* [Stated exercise]
Look through the material below. Copy every line with the string "Italy" in it.

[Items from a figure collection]
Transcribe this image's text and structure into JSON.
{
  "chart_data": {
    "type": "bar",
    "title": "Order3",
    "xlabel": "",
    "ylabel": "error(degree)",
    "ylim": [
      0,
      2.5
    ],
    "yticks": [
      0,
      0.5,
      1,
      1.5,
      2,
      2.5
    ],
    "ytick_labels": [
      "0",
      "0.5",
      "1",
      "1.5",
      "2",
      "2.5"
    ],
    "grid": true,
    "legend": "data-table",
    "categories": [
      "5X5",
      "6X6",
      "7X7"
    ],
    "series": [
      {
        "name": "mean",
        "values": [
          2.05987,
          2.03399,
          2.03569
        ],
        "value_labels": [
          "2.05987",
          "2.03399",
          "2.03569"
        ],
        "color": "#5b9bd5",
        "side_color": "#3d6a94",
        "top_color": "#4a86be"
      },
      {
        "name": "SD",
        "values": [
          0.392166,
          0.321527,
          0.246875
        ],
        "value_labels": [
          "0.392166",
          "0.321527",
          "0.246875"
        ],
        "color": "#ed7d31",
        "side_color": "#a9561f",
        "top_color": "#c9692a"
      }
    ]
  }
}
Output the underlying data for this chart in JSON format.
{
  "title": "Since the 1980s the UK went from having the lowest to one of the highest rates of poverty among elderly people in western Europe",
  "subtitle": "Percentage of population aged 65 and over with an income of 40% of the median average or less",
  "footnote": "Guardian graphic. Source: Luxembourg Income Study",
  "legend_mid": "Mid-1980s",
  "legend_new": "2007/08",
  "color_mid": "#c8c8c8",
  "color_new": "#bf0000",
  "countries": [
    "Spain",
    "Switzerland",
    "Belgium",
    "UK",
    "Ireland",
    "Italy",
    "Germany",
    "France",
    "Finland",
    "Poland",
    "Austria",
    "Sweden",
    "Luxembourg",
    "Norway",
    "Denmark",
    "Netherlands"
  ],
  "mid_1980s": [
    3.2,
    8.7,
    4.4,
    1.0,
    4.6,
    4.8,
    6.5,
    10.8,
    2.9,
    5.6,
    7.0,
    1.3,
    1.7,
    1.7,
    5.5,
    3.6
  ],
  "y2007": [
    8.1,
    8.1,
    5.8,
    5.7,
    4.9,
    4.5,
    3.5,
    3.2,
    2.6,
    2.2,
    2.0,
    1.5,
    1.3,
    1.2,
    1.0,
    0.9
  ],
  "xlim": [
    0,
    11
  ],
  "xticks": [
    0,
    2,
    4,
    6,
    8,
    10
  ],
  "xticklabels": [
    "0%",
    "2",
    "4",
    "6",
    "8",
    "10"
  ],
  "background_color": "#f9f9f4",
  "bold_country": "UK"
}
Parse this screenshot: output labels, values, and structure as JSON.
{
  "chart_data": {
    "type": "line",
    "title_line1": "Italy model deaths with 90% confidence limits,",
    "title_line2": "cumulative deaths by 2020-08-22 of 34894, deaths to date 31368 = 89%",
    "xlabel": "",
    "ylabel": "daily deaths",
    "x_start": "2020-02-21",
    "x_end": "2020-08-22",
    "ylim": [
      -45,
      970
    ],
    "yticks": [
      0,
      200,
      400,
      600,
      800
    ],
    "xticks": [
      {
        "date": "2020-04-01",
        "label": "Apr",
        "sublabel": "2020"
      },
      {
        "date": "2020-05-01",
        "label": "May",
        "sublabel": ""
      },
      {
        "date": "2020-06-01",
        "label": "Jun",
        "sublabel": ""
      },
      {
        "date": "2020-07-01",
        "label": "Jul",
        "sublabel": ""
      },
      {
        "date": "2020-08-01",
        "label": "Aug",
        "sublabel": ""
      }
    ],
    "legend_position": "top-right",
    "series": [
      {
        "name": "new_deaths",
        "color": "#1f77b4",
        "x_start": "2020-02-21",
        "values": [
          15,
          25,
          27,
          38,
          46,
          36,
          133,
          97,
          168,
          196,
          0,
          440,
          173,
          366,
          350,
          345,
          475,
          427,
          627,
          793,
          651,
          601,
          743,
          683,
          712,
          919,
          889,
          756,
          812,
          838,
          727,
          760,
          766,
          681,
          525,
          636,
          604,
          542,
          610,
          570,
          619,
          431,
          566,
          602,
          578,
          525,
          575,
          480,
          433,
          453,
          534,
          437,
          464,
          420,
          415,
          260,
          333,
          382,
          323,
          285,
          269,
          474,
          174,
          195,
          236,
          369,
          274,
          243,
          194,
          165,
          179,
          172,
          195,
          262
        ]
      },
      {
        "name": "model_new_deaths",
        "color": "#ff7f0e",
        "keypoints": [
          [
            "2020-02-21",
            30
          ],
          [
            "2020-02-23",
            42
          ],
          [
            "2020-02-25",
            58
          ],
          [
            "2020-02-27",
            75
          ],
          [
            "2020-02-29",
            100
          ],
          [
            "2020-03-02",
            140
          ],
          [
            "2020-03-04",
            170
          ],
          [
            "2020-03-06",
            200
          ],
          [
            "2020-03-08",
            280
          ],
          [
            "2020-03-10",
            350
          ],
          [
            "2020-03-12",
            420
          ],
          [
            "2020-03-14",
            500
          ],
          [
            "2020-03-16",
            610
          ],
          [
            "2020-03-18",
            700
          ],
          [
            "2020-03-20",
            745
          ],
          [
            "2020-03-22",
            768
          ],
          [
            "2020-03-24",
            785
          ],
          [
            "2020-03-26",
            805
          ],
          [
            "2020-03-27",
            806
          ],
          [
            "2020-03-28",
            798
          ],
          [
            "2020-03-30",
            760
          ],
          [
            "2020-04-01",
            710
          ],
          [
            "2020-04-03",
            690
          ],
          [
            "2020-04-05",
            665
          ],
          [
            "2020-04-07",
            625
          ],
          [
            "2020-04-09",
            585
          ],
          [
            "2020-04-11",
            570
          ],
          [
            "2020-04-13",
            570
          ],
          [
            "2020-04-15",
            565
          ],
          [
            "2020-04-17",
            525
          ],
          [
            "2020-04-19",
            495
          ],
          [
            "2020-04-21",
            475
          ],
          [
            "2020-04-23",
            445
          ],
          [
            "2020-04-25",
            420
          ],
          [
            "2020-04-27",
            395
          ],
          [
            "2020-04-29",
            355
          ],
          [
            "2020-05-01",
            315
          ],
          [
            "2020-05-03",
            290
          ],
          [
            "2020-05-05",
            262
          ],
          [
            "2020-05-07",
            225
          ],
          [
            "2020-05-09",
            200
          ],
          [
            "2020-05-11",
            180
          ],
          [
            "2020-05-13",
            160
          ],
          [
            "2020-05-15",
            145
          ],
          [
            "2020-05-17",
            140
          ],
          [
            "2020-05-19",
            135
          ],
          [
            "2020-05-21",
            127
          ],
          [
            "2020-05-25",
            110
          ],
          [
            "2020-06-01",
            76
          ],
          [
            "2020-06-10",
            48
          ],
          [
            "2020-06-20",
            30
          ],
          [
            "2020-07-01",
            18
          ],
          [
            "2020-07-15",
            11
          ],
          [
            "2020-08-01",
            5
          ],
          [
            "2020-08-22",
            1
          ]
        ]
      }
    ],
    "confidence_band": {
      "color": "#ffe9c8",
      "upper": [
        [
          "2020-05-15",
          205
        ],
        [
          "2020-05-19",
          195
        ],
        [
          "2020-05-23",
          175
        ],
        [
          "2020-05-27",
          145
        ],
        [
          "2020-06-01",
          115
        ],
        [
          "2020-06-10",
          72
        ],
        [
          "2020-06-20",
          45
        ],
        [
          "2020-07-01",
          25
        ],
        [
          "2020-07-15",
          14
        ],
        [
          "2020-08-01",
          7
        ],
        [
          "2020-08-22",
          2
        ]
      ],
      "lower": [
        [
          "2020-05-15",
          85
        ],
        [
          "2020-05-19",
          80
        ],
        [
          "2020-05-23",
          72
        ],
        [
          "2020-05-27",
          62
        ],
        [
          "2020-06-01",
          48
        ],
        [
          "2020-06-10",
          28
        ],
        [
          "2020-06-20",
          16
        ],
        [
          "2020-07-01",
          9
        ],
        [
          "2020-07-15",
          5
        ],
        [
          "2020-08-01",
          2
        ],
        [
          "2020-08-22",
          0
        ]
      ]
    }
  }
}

* [Written reply]
    "Italy",
    "title_line1": "Italy model deaths with 90% confidence limits,",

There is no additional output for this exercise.